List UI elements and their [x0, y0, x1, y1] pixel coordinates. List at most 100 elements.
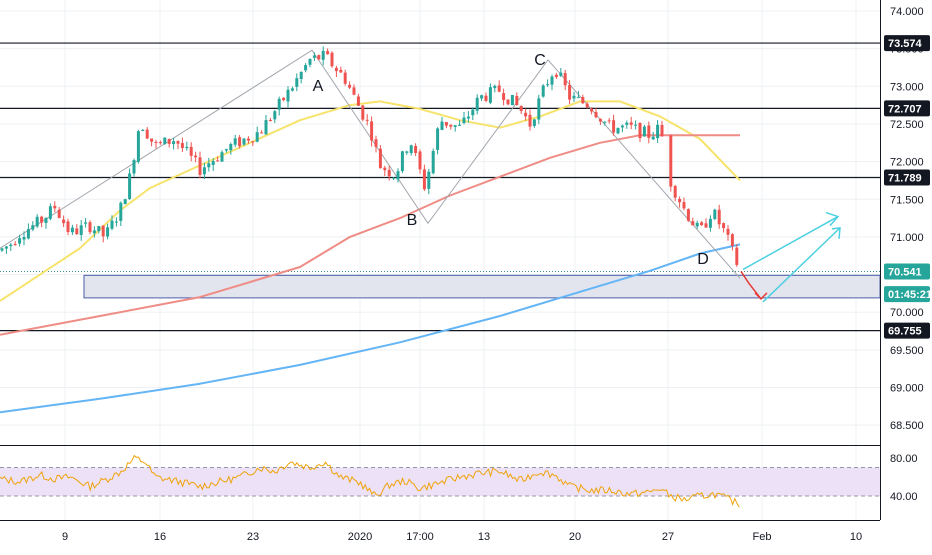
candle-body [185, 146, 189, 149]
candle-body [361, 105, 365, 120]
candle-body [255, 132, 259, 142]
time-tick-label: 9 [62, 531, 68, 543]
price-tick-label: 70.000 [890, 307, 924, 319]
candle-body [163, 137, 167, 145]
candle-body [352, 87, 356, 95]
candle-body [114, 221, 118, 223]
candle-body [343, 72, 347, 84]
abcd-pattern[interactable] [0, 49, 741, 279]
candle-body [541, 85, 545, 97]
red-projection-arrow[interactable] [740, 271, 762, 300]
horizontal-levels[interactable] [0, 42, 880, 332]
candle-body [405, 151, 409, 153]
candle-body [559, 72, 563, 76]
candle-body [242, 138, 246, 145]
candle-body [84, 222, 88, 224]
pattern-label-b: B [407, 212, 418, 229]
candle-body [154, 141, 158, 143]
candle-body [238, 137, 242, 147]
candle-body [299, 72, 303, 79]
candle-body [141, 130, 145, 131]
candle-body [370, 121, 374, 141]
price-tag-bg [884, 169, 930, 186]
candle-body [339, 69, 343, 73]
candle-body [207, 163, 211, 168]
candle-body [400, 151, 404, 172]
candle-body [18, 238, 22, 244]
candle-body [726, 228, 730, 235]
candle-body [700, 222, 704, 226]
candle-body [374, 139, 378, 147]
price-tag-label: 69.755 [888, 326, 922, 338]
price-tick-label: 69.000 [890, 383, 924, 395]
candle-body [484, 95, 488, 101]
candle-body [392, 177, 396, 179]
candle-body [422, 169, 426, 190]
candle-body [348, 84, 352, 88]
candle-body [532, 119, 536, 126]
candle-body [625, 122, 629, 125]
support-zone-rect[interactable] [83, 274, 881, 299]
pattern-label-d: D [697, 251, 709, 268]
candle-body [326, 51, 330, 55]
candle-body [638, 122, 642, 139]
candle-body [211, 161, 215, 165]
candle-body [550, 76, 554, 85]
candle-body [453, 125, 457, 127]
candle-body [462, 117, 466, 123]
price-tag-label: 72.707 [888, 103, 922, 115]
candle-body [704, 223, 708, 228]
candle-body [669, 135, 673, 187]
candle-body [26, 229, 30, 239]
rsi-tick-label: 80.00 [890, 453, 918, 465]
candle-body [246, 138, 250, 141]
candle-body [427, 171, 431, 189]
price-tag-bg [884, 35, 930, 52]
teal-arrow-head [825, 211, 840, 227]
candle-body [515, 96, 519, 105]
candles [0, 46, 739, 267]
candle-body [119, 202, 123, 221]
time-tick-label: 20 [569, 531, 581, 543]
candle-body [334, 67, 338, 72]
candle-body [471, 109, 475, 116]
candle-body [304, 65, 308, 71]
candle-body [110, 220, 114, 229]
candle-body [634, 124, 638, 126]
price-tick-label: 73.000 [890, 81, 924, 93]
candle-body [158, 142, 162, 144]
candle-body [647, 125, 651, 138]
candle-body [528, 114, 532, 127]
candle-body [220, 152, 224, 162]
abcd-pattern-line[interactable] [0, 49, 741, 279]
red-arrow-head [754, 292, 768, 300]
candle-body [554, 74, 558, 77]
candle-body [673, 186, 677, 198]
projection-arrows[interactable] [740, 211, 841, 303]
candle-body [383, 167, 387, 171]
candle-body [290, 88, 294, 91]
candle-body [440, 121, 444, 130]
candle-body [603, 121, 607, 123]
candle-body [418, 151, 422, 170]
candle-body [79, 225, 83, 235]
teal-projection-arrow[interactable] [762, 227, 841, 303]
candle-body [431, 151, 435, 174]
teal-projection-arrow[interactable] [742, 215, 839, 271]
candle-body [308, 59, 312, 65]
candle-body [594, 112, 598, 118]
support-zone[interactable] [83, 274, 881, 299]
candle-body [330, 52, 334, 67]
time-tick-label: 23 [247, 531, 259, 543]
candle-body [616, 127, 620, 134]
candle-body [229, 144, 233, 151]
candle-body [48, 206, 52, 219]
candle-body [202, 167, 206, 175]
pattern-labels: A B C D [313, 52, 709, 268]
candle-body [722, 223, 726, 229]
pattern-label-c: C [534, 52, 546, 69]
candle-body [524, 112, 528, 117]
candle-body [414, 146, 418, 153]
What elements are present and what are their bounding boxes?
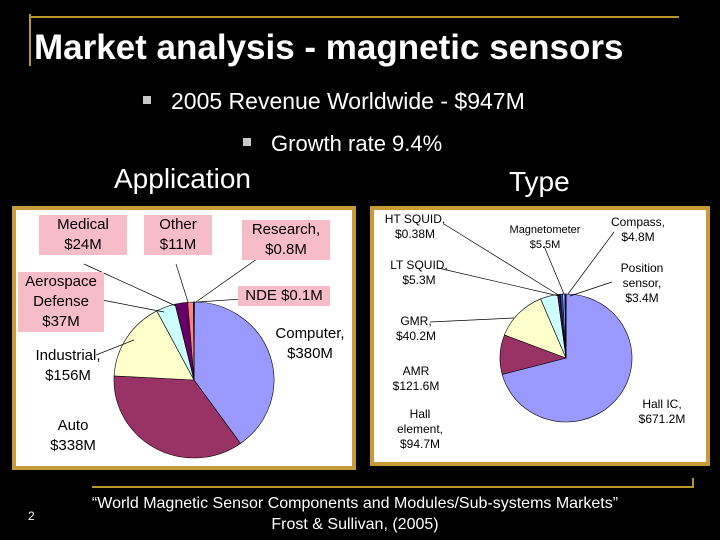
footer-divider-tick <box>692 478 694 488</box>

********

PROBLEM STATEMENT
Reproduce all of the lines above verbatim, from the first to the last, leaving out the pictures.

COMPLETE ANSWER
List UI elements and their [x0, y0, x1, y1] pixel coordinates. List at most 100 elements.
candle-body [185, 146, 189, 149]
candle-body [361, 105, 365, 120]
candle-body [255, 132, 259, 142]
time-tick-label: 9 [62, 531, 68, 543]
price-tick-label: 70.000 [890, 307, 924, 319]
candle-body [163, 137, 167, 145]
candle-body [352, 87, 356, 95]
candle-body [114, 221, 118, 223]
candle-body [343, 72, 347, 84]
abcd-pattern[interactable] [0, 49, 741, 279]
candle-body [541, 85, 545, 97]
red-projection-arrow[interactable] [740, 271, 762, 300]
horizontal-levels[interactable] [0, 42, 880, 332]
candle-body [405, 151, 409, 153]
candle-body [559, 72, 563, 76]
candle-body [242, 138, 246, 145]
candle-body [84, 222, 88, 224]
pattern-label-b: B [407, 212, 418, 229]
candle-body [154, 141, 158, 143]
candle-body [238, 137, 242, 147]
candle-body [299, 72, 303, 79]
candle-body [141, 130, 145, 131]
candle-body [370, 121, 374, 141]
price-tag-bg [884, 169, 930, 186]
candle-body [339, 69, 343, 73]
candle-body [207, 163, 211, 168]
candle-body [400, 151, 404, 172]
candle-body [18, 238, 22, 244]
candle-body [726, 228, 730, 235]
candle-body [700, 222, 704, 226]
candle-body [374, 139, 378, 147]
price-tag-label: 69.755 [888, 326, 922, 338]
price-tick-label: 69.000 [890, 383, 924, 395]
candle-body [484, 95, 488, 101]
candle-body [392, 177, 396, 179]
candle-body [422, 169, 426, 190]
candle-body [348, 84, 352, 88]
candle-body [532, 119, 536, 126]
candle-body [625, 122, 629, 125]
support-zone-rect[interactable] [83, 274, 881, 299]
pattern-label-d: D [697, 251, 709, 268]
candle-body [326, 51, 330, 55]
candle-body [638, 122, 642, 139]
candle-body [211, 161, 215, 165]
candle-body [550, 76, 554, 85]
candle-body [453, 125, 457, 127]
candle-body [462, 117, 466, 123]
price-tag-label: 72.707 [888, 103, 922, 115]
candle-body [704, 223, 708, 228]
candle-body [669, 135, 673, 187]
candle-body [26, 229, 30, 239]
rsi-tick-label: 80.00 [890, 453, 918, 465]
candle-body [246, 138, 250, 141]
candle-body [427, 171, 431, 189]
price-tag-bg [884, 35, 930, 52]
teal-arrow-head [825, 211, 840, 227]
candle-body [515, 96, 519, 105]
candles [0, 46, 739, 267]
candle-body [119, 202, 123, 221]
time-tick-label: 20 [569, 531, 581, 543]
candle-body [334, 67, 338, 72]
candle-body [471, 109, 475, 116]
candle-body [304, 65, 308, 71]
candle-body [110, 220, 114, 229]
candle-body [634, 124, 638, 126]
price-tick-label: 73.000 [890, 81, 924, 93]
candle-body [158, 142, 162, 144]
candle-body [647, 125, 651, 138]
candle-body [528, 114, 532, 127]
candle-body [220, 152, 224, 162]
abcd-pattern-line[interactable] [0, 49, 741, 279]
red-arrow-head [754, 292, 768, 300]
candle-body [554, 74, 558, 77]
candle-body [673, 186, 677, 198]
projection-arrows[interactable] [740, 211, 841, 303]
candle-body [383, 167, 387, 171]
candle-body [290, 88, 294, 91]
candle-body [440, 121, 444, 130]
candle-body [603, 121, 607, 123]
candle-body [418, 151, 422, 170]
candle-body [79, 225, 83, 235]
teal-projection-arrow[interactable] [762, 227, 841, 303]
candle-body [431, 151, 435, 174]
teal-projection-arrow[interactable] [742, 215, 839, 271]
candle-body [308, 59, 312, 65]
candle-body [594, 112, 598, 118]
support-zone[interactable] [83, 274, 881, 299]
candle-body [330, 52, 334, 67]
time-tick-label: 23 [247, 531, 259, 543]
candle-body [616, 127, 620, 134]
candle-body [229, 144, 233, 151]
candle-body [48, 206, 52, 219]
candle-body [202, 167, 206, 175]
pattern-labels: A B C D [313, 52, 709, 268]
candle-body [722, 223, 726, 229]
pattern-label-c: C [534, 52, 546, 69]
candle-body [524, 112, 528, 117]
candle-body [414, 146, 418, 153]
What elements are present and what are their bounding boxes?
footer-divider-tick <box>692 478 694 488</box>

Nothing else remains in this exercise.